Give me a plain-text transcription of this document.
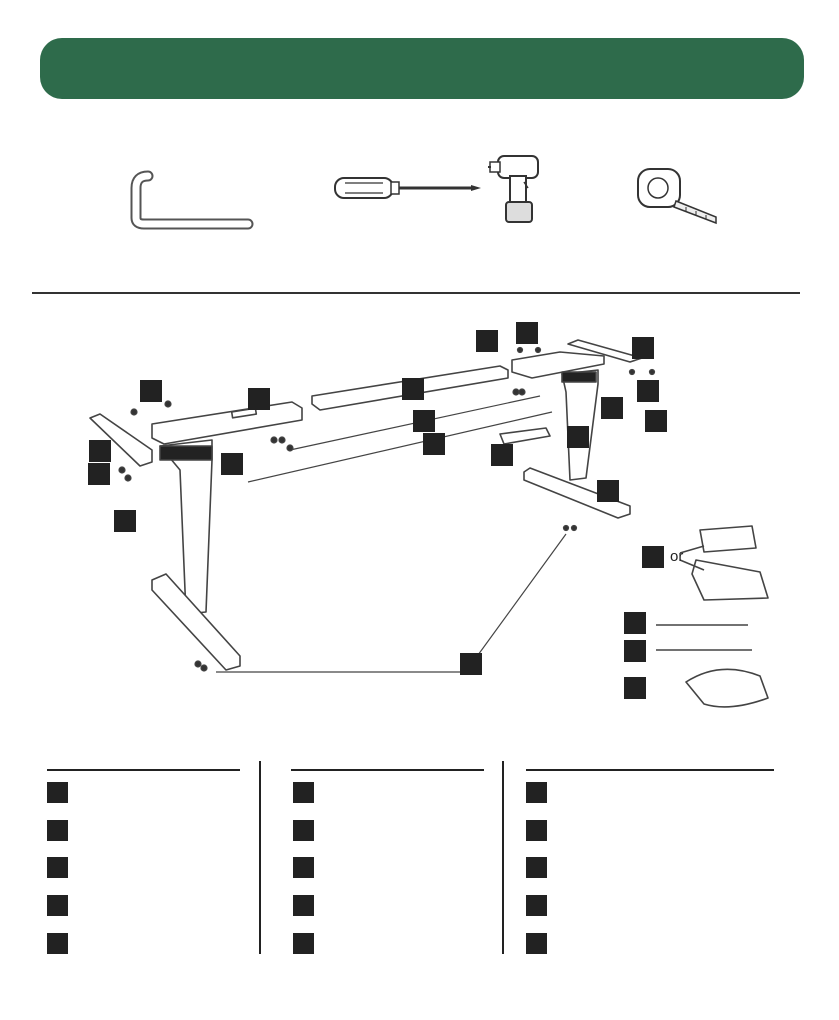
or
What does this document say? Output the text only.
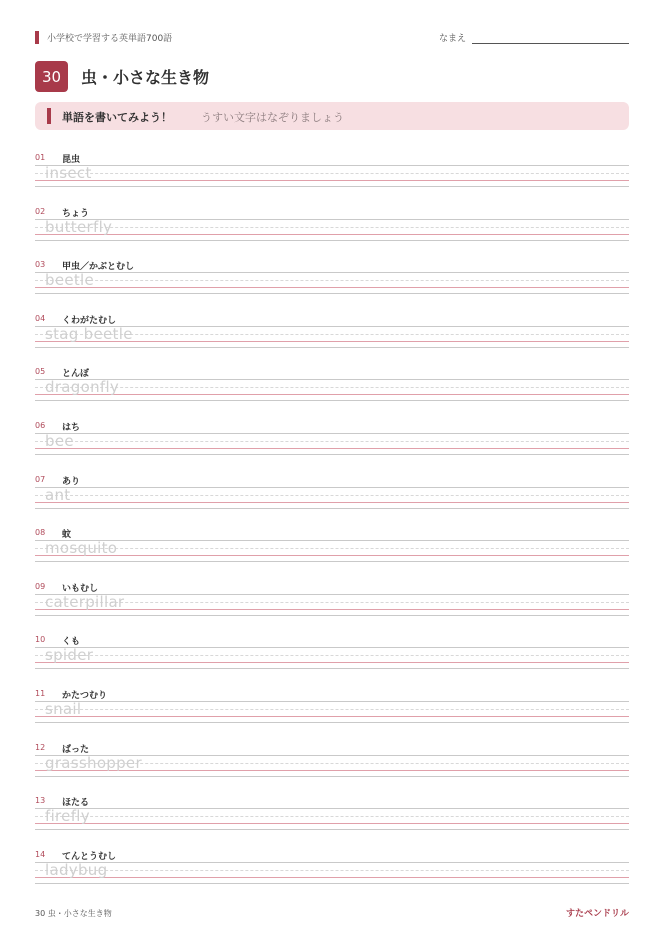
小学校で学習する英単語700語	なまえ
30	虫・小さな生き物
単語を書いてみよう！	うすい文字はなぞりましょう
01 昆虫
insect
02 ちょう
butterfly
03 甲虫／かぶとむし
beetle
04 くわがたむし
stag beetle
05 とんぼ
dragonfly
06 はち
bee
07 あり
ant
08 蚊
mosquito
09 いもむし
caterpillar
10 くも
spider
11 かたつむり
snail
12 ばった
grasshopper
13 ほたる
firefly
14 てんとうむし
ladybug
30 虫・小さな生き物	すたペンドリル
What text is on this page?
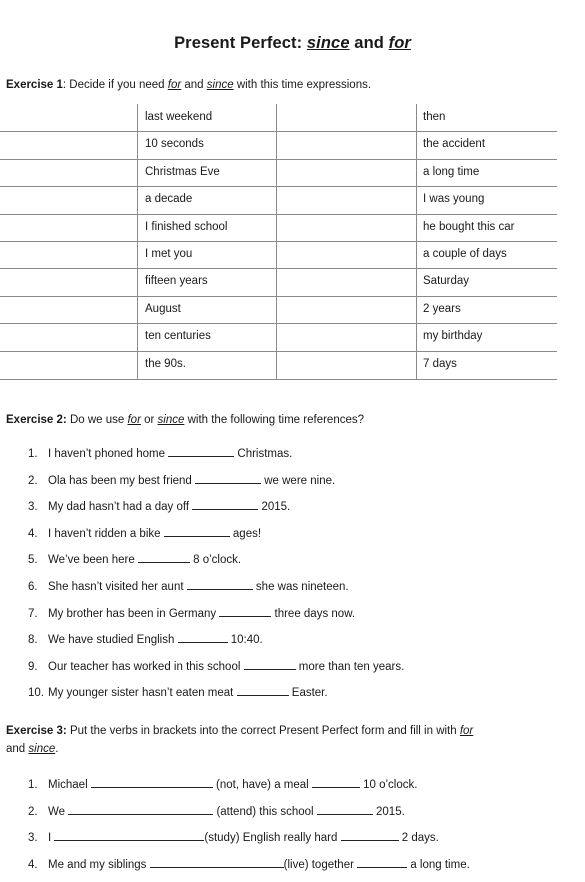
Present Perfect: since and for
Exercise 1: Decide if you need for and since with this time expressions.
last weekend	then
10 seconds	the accident
Christmas Eve	a long time
a decade	I was young
I finished school	he bought this car
I met you	a couple of days
fifteen years	Saturday
August	2 years
ten centuries	my birthday
the 90s.	7 days
Exercise 2: Do we use for or since with the following time references?
1. I haven’t phoned home	Christmas.
2. Ola has been my best friend	we were nine.
3. My dad hasn’t had a day off	2015.
4. I haven’t ridden a bike	ages!
5. We’ve been here	8 o’clock.
6. She hasn’t visited her aunt	she was nineteen.
7. My brother has been in Germany	three days now.
8. We have studied English	10:40.
9. Our teacher has worked in this school	more than ten years.
10. My younger sister hasn’t eaten meat	Easter.
Exercise 3: Put the verbs in brackets into the correct Present Perfect form and fill in with for
and since.
1. Michael	(not, have) a meal	10 o’clock.
2. We	(attend) this school	2015.
3. I	(study) English really hard	2 days.
4. Me and my siblings	(live) together	a long time.
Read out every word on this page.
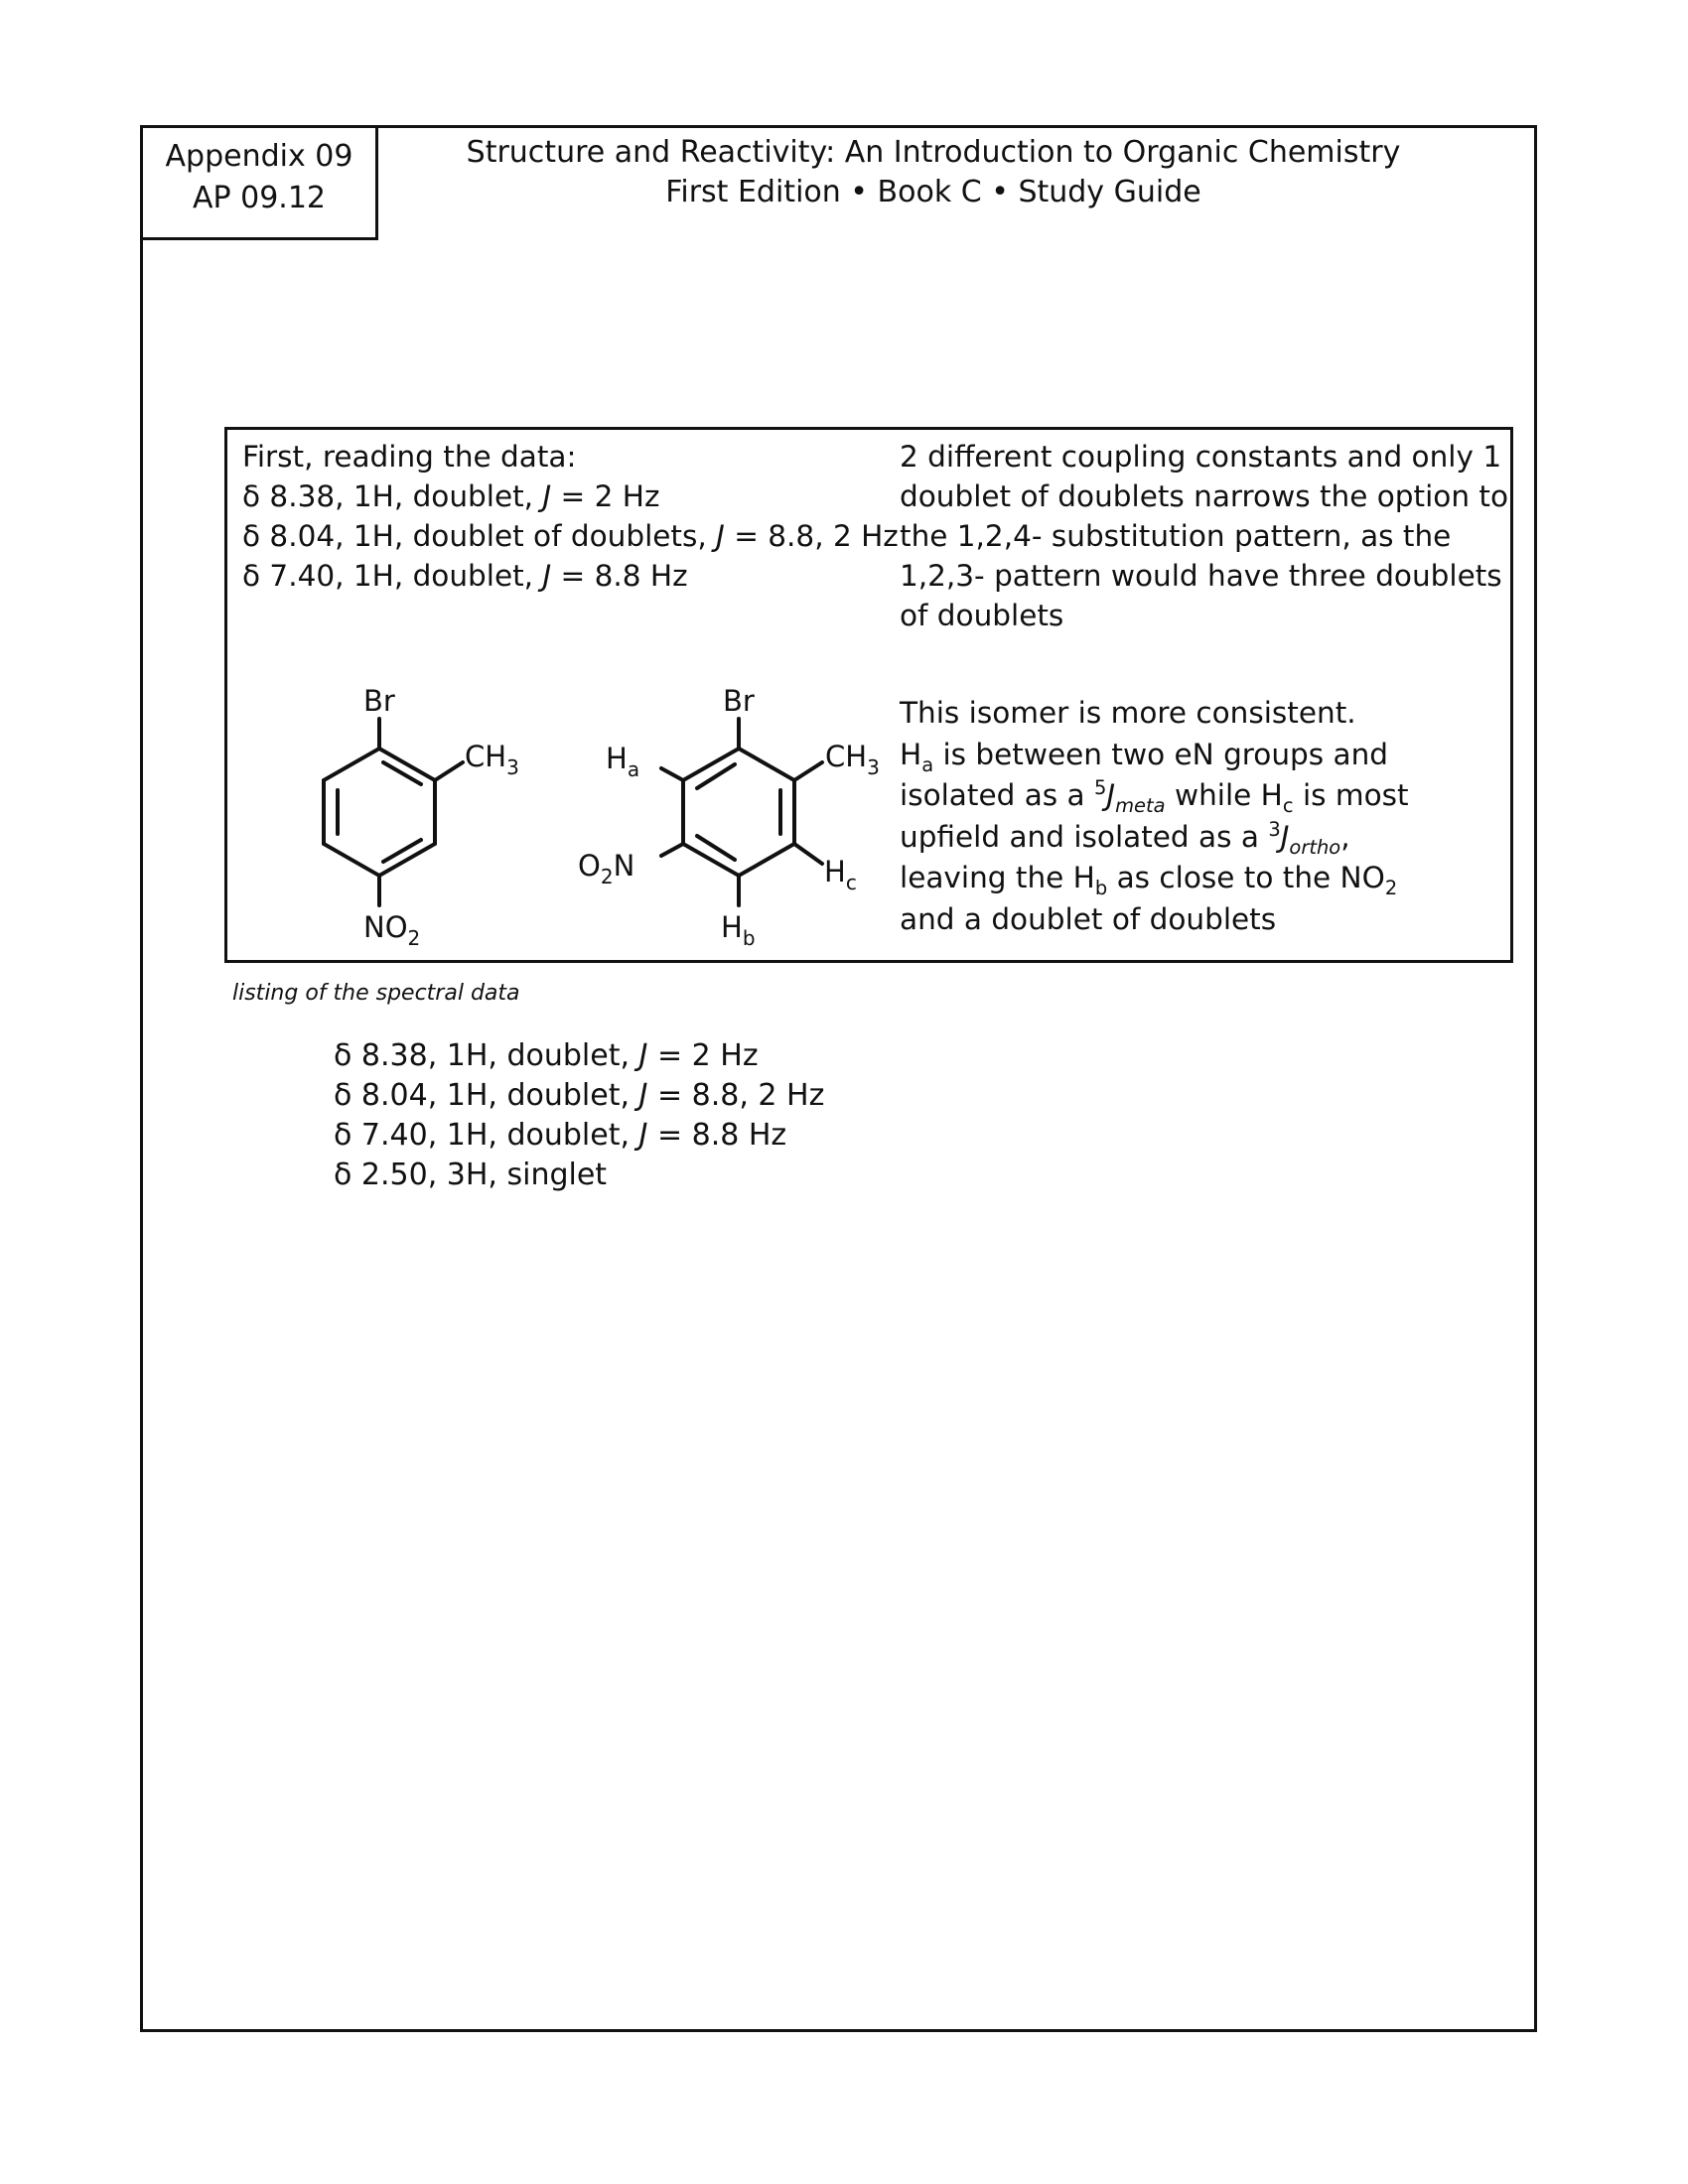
Appendix 09
AP 09.12
Structure and Reactivity: An Introduction to Organic Chemistry
First Edition • Book C • Study Guide
First, reading the data:
δ 8.38, 1H, doublet, J = 2 Hz
δ 8.04, 1H, doublet of doublets, J = 8.8, 2 Hz
δ 7.40, 1H, doublet, J = 8.8 Hz
2 different coupling constants and only 1 doublet of doublets narrows the option to the 1,2,4- substitution pattern, as the 1,2,3- pattern would have three doublets of doublets
This isomer is more consistent.
$H_a$ is between two eN groups and
isolated as a $^5J_{meta}$ while $H_c$ is most
upfield and isolated as a $^3J_{ortho}$,
leaving the $H_b$ as close to the $NO_2$
and a doublet of doublets
Br
$CH_3$
$NO_2$
Br
$CH_3$
$H_a$
$H_c$
$H_b$
$O_2N$
listing of the spectral data
δ 8.38, 1H, doublet, J = 2 Hz
δ 8.04, 1H, doublet, J = 8.8, 2 Hz
δ 7.40, 1H, doublet, J = 8.8 Hz
δ 2.50, 3H, singlet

= = = = =

Which lines hold the word "isolated"? Copy all of them.

◆ Response to this exercise ◆
isolated as a $^5J_{meta}$ while $H_c$ is most
upfield and isolated as a $^3J_{ortho}$,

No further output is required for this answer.